* Extracted material *
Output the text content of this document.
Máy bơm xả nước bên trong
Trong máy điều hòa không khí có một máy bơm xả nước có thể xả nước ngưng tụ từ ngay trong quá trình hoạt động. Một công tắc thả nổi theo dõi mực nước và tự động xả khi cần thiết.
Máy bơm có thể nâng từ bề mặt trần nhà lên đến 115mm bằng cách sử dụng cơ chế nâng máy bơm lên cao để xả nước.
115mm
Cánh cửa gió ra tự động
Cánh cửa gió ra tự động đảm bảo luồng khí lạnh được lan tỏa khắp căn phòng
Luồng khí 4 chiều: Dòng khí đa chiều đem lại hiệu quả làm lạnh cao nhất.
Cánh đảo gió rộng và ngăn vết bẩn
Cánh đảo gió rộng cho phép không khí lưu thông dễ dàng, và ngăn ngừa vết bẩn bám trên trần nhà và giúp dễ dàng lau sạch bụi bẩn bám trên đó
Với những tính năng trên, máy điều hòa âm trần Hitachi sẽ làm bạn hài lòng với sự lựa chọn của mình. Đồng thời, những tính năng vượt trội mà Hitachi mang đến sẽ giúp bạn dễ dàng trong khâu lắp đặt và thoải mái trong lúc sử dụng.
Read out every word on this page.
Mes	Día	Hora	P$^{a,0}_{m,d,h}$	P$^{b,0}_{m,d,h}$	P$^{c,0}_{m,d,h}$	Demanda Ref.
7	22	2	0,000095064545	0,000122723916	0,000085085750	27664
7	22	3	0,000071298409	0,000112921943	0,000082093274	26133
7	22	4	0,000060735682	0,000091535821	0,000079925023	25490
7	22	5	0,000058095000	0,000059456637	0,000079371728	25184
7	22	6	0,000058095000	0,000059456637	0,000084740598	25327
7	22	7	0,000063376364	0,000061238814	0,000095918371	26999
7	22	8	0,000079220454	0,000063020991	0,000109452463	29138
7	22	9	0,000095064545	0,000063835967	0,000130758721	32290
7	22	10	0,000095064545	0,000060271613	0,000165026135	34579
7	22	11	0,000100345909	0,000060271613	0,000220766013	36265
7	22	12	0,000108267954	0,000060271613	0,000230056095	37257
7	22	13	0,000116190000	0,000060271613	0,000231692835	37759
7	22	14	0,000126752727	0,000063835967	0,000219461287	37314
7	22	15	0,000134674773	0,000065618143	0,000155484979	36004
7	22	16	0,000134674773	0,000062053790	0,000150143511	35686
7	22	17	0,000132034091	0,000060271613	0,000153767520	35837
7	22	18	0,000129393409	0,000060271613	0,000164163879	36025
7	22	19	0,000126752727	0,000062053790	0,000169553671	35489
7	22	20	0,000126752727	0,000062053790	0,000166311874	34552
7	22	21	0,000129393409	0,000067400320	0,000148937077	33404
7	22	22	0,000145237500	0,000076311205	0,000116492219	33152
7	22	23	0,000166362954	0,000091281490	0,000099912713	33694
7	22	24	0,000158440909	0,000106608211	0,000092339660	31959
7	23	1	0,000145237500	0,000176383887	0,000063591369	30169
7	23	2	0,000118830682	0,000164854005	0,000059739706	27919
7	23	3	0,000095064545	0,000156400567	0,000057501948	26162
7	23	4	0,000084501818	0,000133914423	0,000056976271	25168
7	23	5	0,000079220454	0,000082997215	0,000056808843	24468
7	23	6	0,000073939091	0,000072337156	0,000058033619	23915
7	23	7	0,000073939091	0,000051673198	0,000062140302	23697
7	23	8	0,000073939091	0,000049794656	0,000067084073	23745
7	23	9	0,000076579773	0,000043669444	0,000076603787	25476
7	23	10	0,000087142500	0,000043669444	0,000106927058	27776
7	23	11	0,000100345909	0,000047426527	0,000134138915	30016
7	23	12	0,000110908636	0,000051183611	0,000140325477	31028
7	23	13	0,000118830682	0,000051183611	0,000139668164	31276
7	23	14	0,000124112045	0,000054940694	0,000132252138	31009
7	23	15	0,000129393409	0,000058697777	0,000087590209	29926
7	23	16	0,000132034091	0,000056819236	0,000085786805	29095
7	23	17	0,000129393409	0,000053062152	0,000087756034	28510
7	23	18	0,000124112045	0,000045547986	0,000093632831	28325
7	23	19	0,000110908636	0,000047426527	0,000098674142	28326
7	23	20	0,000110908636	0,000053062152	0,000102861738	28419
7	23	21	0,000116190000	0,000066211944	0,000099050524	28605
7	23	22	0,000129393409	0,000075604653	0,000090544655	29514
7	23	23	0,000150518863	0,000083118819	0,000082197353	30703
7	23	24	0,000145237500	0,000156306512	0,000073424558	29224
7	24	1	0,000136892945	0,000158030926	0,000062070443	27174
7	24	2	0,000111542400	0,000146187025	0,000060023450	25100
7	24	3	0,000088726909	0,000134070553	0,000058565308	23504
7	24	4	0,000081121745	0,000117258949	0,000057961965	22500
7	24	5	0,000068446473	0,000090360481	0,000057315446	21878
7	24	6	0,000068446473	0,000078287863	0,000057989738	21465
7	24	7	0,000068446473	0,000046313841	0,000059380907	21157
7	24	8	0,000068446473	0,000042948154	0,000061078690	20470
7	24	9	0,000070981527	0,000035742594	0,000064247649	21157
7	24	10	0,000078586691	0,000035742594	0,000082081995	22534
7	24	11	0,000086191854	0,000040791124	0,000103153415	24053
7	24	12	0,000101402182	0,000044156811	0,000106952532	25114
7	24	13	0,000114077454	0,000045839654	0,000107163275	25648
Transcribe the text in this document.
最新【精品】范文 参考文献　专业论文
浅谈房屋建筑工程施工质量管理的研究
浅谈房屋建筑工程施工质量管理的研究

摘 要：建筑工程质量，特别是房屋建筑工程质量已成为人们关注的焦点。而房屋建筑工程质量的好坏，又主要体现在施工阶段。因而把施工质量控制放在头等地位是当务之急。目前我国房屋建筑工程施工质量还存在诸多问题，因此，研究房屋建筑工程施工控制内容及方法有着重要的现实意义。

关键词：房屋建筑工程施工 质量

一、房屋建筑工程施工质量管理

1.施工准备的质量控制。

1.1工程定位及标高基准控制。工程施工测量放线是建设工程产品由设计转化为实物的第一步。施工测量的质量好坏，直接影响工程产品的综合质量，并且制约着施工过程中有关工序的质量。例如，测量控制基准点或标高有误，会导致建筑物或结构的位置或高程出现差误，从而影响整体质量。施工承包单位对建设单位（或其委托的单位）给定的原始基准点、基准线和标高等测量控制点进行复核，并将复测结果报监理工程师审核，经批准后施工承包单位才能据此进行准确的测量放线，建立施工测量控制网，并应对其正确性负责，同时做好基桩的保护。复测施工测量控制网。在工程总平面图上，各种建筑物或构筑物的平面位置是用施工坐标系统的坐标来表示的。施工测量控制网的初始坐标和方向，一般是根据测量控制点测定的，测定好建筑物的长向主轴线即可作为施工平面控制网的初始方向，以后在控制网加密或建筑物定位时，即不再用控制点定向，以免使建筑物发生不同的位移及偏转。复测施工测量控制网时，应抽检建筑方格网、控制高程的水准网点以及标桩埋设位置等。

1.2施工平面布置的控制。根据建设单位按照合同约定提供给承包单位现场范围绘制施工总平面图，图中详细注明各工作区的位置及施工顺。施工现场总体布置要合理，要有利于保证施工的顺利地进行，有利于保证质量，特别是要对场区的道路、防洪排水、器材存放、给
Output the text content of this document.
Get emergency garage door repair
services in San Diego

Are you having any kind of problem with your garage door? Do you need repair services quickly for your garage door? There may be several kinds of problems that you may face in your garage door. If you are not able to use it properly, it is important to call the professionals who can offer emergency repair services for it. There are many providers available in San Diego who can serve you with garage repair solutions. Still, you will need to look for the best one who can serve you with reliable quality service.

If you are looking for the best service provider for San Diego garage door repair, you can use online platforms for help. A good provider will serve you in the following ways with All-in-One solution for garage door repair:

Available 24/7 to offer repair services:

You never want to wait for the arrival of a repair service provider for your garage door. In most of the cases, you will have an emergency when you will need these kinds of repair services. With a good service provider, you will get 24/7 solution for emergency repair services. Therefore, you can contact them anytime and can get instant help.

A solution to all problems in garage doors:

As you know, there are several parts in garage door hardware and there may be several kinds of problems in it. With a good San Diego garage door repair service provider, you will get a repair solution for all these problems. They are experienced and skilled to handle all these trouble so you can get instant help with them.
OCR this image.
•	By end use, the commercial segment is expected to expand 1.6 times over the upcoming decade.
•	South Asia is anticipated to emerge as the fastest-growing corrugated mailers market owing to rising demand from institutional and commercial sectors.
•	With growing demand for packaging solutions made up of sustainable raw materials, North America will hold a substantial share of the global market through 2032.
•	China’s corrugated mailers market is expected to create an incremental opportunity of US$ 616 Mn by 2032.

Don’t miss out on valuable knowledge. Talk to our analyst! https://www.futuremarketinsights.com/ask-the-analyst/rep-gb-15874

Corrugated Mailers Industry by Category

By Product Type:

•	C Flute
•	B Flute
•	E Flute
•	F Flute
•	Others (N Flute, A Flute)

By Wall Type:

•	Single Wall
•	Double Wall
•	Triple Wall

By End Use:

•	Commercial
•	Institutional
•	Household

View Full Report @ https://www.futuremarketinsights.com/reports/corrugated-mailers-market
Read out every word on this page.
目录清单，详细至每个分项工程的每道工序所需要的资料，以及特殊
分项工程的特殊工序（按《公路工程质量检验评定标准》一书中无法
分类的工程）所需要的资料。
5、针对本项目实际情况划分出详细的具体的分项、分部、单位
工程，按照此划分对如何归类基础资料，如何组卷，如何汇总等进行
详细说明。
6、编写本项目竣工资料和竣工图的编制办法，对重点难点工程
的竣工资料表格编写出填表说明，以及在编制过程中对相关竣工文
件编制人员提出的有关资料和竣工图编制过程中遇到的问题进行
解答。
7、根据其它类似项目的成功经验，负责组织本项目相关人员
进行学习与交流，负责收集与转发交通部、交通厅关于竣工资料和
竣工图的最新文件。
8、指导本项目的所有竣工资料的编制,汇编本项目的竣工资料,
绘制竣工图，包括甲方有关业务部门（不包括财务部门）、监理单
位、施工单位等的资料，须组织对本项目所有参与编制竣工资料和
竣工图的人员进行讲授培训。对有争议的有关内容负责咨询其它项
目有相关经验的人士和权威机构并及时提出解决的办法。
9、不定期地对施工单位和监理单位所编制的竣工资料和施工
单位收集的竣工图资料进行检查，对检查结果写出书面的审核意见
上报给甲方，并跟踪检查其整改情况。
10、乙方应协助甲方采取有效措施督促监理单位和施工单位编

* Stated goal *
All lines that include "rộng" are to be gathered and copied.

* Response to the exercise *
Cánh đảo gió rộng và ngăn vết bẩn
Cánh đảo gió rộng cho phép không khí lưu thông dễ dàng, và ngăn ngừa vết bẩn bám trên trần nhà và giúp dễ dàng lau sạch bụi bẩn bám trên đó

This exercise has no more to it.